**Stated goal**
Print, exactly and completely, every entry in the data.
** start Entries supplied **
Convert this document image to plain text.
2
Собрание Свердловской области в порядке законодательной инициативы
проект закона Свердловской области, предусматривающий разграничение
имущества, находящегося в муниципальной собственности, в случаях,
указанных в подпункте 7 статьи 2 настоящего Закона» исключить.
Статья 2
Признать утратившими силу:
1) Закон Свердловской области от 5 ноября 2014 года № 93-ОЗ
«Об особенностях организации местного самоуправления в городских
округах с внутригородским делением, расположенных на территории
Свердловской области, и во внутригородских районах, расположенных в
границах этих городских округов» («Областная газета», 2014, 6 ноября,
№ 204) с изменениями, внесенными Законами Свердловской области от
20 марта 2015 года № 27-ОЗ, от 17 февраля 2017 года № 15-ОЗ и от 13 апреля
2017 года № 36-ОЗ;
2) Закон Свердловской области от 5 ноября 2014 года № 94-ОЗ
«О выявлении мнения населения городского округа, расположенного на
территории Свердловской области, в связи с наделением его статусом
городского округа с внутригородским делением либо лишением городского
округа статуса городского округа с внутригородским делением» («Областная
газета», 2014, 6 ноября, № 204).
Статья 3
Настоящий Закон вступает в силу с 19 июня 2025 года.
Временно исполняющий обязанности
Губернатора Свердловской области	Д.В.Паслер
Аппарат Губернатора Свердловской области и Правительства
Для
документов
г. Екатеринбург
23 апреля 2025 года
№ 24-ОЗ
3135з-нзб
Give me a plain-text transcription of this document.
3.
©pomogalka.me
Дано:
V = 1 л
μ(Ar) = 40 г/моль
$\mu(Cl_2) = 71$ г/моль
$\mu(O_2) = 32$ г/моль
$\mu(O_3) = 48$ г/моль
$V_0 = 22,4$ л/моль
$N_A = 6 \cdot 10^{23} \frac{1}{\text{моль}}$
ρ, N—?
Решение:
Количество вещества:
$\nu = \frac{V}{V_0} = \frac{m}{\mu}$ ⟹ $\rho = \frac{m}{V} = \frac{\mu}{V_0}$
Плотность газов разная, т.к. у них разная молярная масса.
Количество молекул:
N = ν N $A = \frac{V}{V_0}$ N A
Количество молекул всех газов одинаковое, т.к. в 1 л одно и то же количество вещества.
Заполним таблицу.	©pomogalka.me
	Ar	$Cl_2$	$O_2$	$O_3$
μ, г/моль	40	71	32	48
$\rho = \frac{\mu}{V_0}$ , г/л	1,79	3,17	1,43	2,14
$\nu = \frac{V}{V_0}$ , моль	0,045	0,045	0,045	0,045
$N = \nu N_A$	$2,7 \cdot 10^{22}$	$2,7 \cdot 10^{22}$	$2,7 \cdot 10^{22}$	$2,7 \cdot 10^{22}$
** end Entries supplied **
**Solution to this problem**
Convert this document image to plain text.
2
Собрание Свердловской области в порядке законодательной инициативы
проект закона Свердловской области, предусматривающий разграничение
имущества, находящегося в муниципальной собственности, в случаях,
указанных в подпункте 7 статьи 2 настоящего Закона» исключить.
Статья 2
Признать утратившими силу:
1) Закон Свердловской области от 5 ноября 2014 года № 93-ОЗ
«Об особенностях организации местного самоуправления в городских
округах с внутригородским делением, расположенных на территории
Свердловской области, и во внутригородских районах, расположенных в
границах этих городских округов» («Областная газета», 2014, 6 ноября,
№ 204) с изменениями, внесенными Законами Свердловской области от
20 марта 2015 года № 27-ОЗ, от 17 февраля 2017 года № 15-ОЗ и от 13 апреля
2017 года № 36-ОЗ;
2) Закон Свердловской области от 5 ноября 2014 года № 94-ОЗ
«О выявлении мнения населения городского округа, расположенного на
территории Свердловской области, в связи с наделением его статусом
городского округа с внутригородским делением либо лишением городского
округа статуса городского округа с внутригородским делением» («Областная
газета», 2014, 6 ноября, № 204).
Статья 3
Настоящий Закон вступает в силу с 19 июня 2025 года.
Временно исполняющий обязанности
Губернатора Свердловской области	Д.В.Паслер
Аппарат Губернатора Свердловской области и Правительства
Для
документов
г. Екатеринбург
23 апреля 2025 года
№ 24-ОЗ
3135з-нзб
Give me a plain-text transcription of this document.
3.
©pomogalka.me
Дано:
V = 1 л
μ(Ar) = 40 г/моль
$\mu(Cl_2) = 71$ г/моль
$\mu(O_2) = 32$ г/моль
$\mu(O_3) = 48$ г/моль
$V_0 = 22,4$ л/моль
$N_A = 6 \cdot 10^{23} \frac{1}{\text{моль}}$
ρ, N—?
Решение:
Количество вещества:
$\nu = \frac{V}{V_0} = \frac{m}{\mu}$ ⟹ $\rho = \frac{m}{V} = \frac{\mu}{V_0}$
Плотность газов разная, т.к. у них разная молярная масса.
Количество молекул:
N = ν N $A = \frac{V}{V_0}$ N A
Количество молекул всех газов одинаковое, т.к. в 1 л одно и то же количество вещества.
Заполним таблицу.	©pomogalka.me
	Ar	$Cl_2$	$O_2$	$O_3$
μ, г/моль	40	71	32	48
$\rho = \frac{\mu}{V_0}$ , г/л	1,79	3,17	1,43	2,14
$\nu = \frac{V}{V_0}$ , моль	0,045	0,045	0,045	0,045
$N = \nu N_A$	$2,7 \cdot 10^{22}$	$2,7 \cdot 10^{22}$	$2,7 \cdot 10^{22}$	$2,7 \cdot 10^{22}$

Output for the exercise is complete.